== Work instructions ==
Reproduce the following lines verbatim, covering the entire block of data.

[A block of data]
——
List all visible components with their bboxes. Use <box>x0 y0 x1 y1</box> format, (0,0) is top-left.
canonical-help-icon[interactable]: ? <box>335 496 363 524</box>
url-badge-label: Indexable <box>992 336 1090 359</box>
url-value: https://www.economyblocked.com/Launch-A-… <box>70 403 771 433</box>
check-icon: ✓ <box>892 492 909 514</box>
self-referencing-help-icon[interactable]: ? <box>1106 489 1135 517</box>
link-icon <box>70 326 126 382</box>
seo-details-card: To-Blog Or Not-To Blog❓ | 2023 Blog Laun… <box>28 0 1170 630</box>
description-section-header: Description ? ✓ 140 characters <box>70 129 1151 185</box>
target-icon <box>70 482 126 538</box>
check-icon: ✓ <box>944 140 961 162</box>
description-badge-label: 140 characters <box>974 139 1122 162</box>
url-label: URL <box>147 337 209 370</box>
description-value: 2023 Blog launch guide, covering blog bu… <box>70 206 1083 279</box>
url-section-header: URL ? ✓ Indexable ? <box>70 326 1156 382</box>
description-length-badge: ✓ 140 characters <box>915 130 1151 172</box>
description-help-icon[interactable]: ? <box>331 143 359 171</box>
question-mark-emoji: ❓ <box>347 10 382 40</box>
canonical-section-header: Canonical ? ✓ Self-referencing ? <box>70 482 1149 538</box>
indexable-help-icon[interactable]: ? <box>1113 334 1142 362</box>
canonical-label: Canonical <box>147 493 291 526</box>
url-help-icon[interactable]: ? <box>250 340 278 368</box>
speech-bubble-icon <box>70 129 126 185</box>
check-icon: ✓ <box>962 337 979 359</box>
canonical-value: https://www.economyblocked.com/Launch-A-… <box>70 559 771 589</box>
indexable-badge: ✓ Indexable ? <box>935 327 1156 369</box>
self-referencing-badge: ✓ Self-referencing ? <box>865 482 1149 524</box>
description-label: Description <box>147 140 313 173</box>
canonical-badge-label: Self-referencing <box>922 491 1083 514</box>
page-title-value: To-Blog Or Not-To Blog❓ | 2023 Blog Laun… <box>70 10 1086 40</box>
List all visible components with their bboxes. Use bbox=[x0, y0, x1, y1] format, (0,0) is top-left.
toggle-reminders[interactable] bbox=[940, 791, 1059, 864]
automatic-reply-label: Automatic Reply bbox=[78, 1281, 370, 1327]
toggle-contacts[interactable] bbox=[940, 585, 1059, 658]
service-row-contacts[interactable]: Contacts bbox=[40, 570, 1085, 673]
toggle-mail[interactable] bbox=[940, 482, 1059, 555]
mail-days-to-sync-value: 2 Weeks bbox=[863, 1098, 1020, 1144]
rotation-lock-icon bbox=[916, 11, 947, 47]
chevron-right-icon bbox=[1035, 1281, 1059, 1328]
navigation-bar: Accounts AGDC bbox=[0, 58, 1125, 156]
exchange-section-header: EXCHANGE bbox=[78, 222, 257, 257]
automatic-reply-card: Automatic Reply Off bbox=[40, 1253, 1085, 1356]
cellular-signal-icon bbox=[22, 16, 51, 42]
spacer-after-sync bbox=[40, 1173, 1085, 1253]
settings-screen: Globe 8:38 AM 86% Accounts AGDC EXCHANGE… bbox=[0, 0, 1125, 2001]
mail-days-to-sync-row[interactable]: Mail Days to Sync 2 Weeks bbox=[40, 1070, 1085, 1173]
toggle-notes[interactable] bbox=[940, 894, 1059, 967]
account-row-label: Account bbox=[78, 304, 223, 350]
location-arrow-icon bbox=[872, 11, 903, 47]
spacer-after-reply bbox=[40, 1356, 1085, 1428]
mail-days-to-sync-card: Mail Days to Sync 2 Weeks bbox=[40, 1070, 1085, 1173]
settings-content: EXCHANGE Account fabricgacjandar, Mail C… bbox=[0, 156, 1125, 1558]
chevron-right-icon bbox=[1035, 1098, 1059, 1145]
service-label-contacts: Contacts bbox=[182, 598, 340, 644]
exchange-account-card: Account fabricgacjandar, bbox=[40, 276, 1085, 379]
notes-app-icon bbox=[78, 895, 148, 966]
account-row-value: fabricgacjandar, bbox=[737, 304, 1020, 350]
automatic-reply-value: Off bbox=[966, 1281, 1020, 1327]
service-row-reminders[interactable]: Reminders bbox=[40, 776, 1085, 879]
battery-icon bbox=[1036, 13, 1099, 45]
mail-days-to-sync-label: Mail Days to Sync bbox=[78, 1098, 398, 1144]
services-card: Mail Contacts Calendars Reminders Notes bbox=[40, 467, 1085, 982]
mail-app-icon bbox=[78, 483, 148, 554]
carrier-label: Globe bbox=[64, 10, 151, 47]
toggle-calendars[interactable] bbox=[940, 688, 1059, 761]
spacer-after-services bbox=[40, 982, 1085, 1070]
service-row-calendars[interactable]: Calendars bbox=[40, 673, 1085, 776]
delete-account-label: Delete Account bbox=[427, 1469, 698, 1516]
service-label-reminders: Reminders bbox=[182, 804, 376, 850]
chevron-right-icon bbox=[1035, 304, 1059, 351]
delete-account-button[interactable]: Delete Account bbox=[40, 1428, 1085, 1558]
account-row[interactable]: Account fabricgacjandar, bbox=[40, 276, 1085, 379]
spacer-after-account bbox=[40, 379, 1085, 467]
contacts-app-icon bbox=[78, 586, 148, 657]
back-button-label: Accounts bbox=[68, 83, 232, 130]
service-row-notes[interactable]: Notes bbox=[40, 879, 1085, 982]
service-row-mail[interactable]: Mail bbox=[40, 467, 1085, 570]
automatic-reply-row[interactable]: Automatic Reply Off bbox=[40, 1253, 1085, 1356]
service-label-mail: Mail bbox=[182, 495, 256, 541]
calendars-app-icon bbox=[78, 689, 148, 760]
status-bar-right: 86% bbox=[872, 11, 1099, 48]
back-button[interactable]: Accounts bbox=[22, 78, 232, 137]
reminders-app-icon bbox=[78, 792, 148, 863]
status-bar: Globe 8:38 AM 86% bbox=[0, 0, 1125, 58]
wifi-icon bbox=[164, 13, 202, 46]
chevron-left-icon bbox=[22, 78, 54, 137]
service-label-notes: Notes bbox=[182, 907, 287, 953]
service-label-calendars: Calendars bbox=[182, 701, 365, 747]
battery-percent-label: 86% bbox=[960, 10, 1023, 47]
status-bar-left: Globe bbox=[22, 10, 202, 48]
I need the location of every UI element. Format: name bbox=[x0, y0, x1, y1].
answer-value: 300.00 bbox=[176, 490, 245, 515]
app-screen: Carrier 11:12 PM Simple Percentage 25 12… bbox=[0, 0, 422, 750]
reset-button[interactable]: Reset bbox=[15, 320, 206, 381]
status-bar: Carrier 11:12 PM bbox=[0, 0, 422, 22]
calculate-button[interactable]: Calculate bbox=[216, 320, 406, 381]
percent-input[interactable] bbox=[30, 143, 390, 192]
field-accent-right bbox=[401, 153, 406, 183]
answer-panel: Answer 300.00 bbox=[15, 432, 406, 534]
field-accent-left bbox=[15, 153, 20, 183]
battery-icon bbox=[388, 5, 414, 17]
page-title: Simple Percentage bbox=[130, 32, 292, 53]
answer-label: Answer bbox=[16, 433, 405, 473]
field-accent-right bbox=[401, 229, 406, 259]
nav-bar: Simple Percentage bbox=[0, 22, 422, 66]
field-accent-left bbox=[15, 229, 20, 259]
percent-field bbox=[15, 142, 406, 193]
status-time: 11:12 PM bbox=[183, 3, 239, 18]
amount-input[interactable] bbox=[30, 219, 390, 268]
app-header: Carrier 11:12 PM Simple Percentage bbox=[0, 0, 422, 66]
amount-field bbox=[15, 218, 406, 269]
——
== Result for this exercise ==
List all visible components with their bboxes. Use <box>x0 y0 x1 y1</box> format, (0,0) is top-left.
canonical-help-icon[interactable]: ? <box>335 496 363 524</box>
url-badge-label: Indexable <box>992 336 1090 359</box>
url-value: https://www.economyblocked.com/Launch-A-… <box>70 403 771 433</box>
check-icon: ✓ <box>892 492 909 514</box>
self-referencing-help-icon[interactable]: ? <box>1106 489 1135 517</box>
link-icon <box>70 326 126 382</box>
seo-details-card: To-Blog Or Not-To Blog❓ | 2023 Blog Laun… <box>28 0 1170 630</box>
description-section-header: Description ? ✓ 140 characters <box>70 129 1151 185</box>
target-icon <box>70 482 126 538</box>
check-icon: ✓ <box>944 140 961 162</box>
description-badge-label: 140 characters <box>974 139 1122 162</box>
url-label: URL <box>147 337 209 370</box>
description-value: 2023 Blog launch guide, covering blog bu… <box>70 206 1083 279</box>
url-section-header: URL ? ✓ Indexable ? <box>70 326 1156 382</box>
description-length-badge: ✓ 140 characters <box>915 130 1151 172</box>
description-help-icon[interactable]: ? <box>331 143 359 171</box>
question-mark-emoji: ❓ <box>347 10 382 40</box>
canonical-section-header: Canonical ? ✓ Self-referencing ? <box>70 482 1149 538</box>
indexable-help-icon[interactable]: ? <box>1113 334 1142 362</box>
canonical-label: Canonical <box>147 493 291 526</box>
url-help-icon[interactable]: ? <box>250 340 278 368</box>
speech-bubble-icon <box>70 129 126 185</box>
check-icon: ✓ <box>962 337 979 359</box>
canonical-value: https://www.economyblocked.com/Launch-A-… <box>70 559 771 589</box>
indexable-badge: ✓ Indexable ? <box>935 327 1156 369</box>
self-referencing-badge: ✓ Self-referencing ? <box>865 482 1149 524</box>
description-label: Description <box>147 140 313 173</box>
canonical-badge-label: Self-referencing <box>922 491 1083 514</box>
page-title-value: To-Blog Or Not-To Blog❓ | 2023 Blog Laun… <box>70 10 1086 40</box>
List all visible components with their bboxes. Use bbox=[x0, y0, x1, y1] format, (0,0) is top-left.
toggle-reminders[interactable] bbox=[940, 791, 1059, 864]
automatic-reply-label: Automatic Reply bbox=[78, 1281, 370, 1327]
toggle-contacts[interactable] bbox=[940, 585, 1059, 658]
service-row-contacts[interactable]: Contacts bbox=[40, 570, 1085, 673]
toggle-mail[interactable] bbox=[940, 482, 1059, 555]
mail-days-to-sync-value: 2 Weeks bbox=[863, 1098, 1020, 1144]
rotation-lock-icon bbox=[916, 11, 947, 47]
chevron-right-icon bbox=[1035, 1281, 1059, 1328]
navigation-bar: Accounts AGDC bbox=[0, 58, 1125, 156]
exchange-section-header: EXCHANGE bbox=[78, 222, 257, 257]
automatic-reply-card: Automatic Reply Off bbox=[40, 1253, 1085, 1356]
cellular-signal-icon bbox=[22, 16, 51, 42]
spacer-after-sync bbox=[40, 1173, 1085, 1253]
settings-screen: Globe 8:38 AM 86% Accounts AGDC EXCHANGE… bbox=[0, 0, 1125, 2001]
mail-days-to-sync-row[interactable]: Mail Days to Sync 2 Weeks bbox=[40, 1070, 1085, 1173]
toggle-notes[interactable] bbox=[940, 894, 1059, 967]
account-row-label: Account bbox=[78, 304, 223, 350]
location-arrow-icon bbox=[872, 11, 903, 47]
spacer-after-reply bbox=[40, 1356, 1085, 1428]
mail-days-to-sync-card: Mail Days to Sync 2 Weeks bbox=[40, 1070, 1085, 1173]
settings-content: EXCHANGE Account fabricgacjandar, Mail C… bbox=[0, 156, 1125, 1558]
chevron-right-icon bbox=[1035, 1098, 1059, 1145]
service-label-contacts: Contacts bbox=[182, 598, 340, 644]
exchange-account-card: Account fabricgacjandar, bbox=[40, 276, 1085, 379]
notes-app-icon bbox=[78, 895, 148, 966]
account-row-value: fabricgacjandar, bbox=[737, 304, 1020, 350]
automatic-reply-value: Off bbox=[966, 1281, 1020, 1327]
service-row-reminders[interactable]: Reminders bbox=[40, 776, 1085, 879]
battery-icon bbox=[1036, 13, 1099, 45]
mail-days-to-sync-label: Mail Days to Sync bbox=[78, 1098, 398, 1144]
services-card: Mail Contacts Calendars Reminders Notes bbox=[40, 467, 1085, 982]
mail-app-icon bbox=[78, 483, 148, 554]
carrier-label: Globe bbox=[64, 10, 151, 47]
toggle-calendars[interactable] bbox=[940, 688, 1059, 761]
spacer-after-services bbox=[40, 982, 1085, 1070]
service-row-calendars[interactable]: Calendars bbox=[40, 673, 1085, 776]
delete-account-label: Delete Account bbox=[427, 1469, 698, 1516]
service-label-reminders: Reminders bbox=[182, 804, 376, 850]
chevron-right-icon bbox=[1035, 304, 1059, 351]
delete-account-button[interactable]: Delete Account bbox=[40, 1428, 1085, 1558]
account-row[interactable]: Account fabricgacjandar, bbox=[40, 276, 1085, 379]
spacer-after-account bbox=[40, 379, 1085, 467]
contacts-app-icon bbox=[78, 586, 148, 657]
back-button-label: Accounts bbox=[68, 83, 232, 130]
service-row-notes[interactable]: Notes bbox=[40, 879, 1085, 982]
service-row-mail[interactable]: Mail bbox=[40, 467, 1085, 570]
automatic-reply-row[interactable]: Automatic Reply Off bbox=[40, 1253, 1085, 1356]
service-label-mail: Mail bbox=[182, 495, 256, 541]
calendars-app-icon bbox=[78, 689, 148, 760]
status-bar-right: 86% bbox=[872, 11, 1099, 48]
back-button[interactable]: Accounts bbox=[22, 78, 232, 137]
reminders-app-icon bbox=[78, 792, 148, 863]
status-bar: Globe 8:38 AM 86% bbox=[0, 0, 1125, 58]
wifi-icon bbox=[164, 13, 202, 46]
chevron-left-icon bbox=[22, 78, 54, 137]
service-label-notes: Notes bbox=[182, 907, 287, 953]
service-label-calendars: Calendars bbox=[182, 701, 365, 747]
battery-percent-label: 86% bbox=[960, 10, 1023, 47]
status-bar-left: Globe bbox=[22, 10, 202, 48]
I need the location of every UI element. Format: name bbox=[x0, y0, x1, y1].
answer-value: 300.00 bbox=[176, 490, 245, 515]
app-screen: Carrier 11:12 PM Simple Percentage 25 12… bbox=[0, 0, 422, 750]
reset-button[interactable]: Reset bbox=[15, 320, 206, 381]
status-bar: Carrier 11:12 PM bbox=[0, 0, 422, 22]
calculate-button[interactable]: Calculate bbox=[216, 320, 406, 381]
percent-input[interactable] bbox=[30, 143, 390, 192]
field-accent-right bbox=[401, 153, 406, 183]
answer-panel: Answer 300.00 bbox=[15, 432, 406, 534]
field-accent-left bbox=[15, 153, 20, 183]
battery-icon bbox=[388, 5, 414, 17]
page-title: Simple Percentage bbox=[130, 32, 292, 53]
answer-label: Answer bbox=[16, 433, 405, 473]
field-accent-right bbox=[401, 229, 406, 259]
nav-bar: Simple Percentage bbox=[0, 22, 422, 66]
field-accent-left bbox=[15, 229, 20, 259]
percent-field bbox=[15, 142, 406, 193]
status-time: 11:12 PM bbox=[183, 3, 239, 18]
amount-input[interactable] bbox=[30, 219, 390, 268]
app-header: Carrier 11:12 PM Simple Percentage bbox=[0, 0, 422, 66]
amount-field bbox=[15, 218, 406, 269]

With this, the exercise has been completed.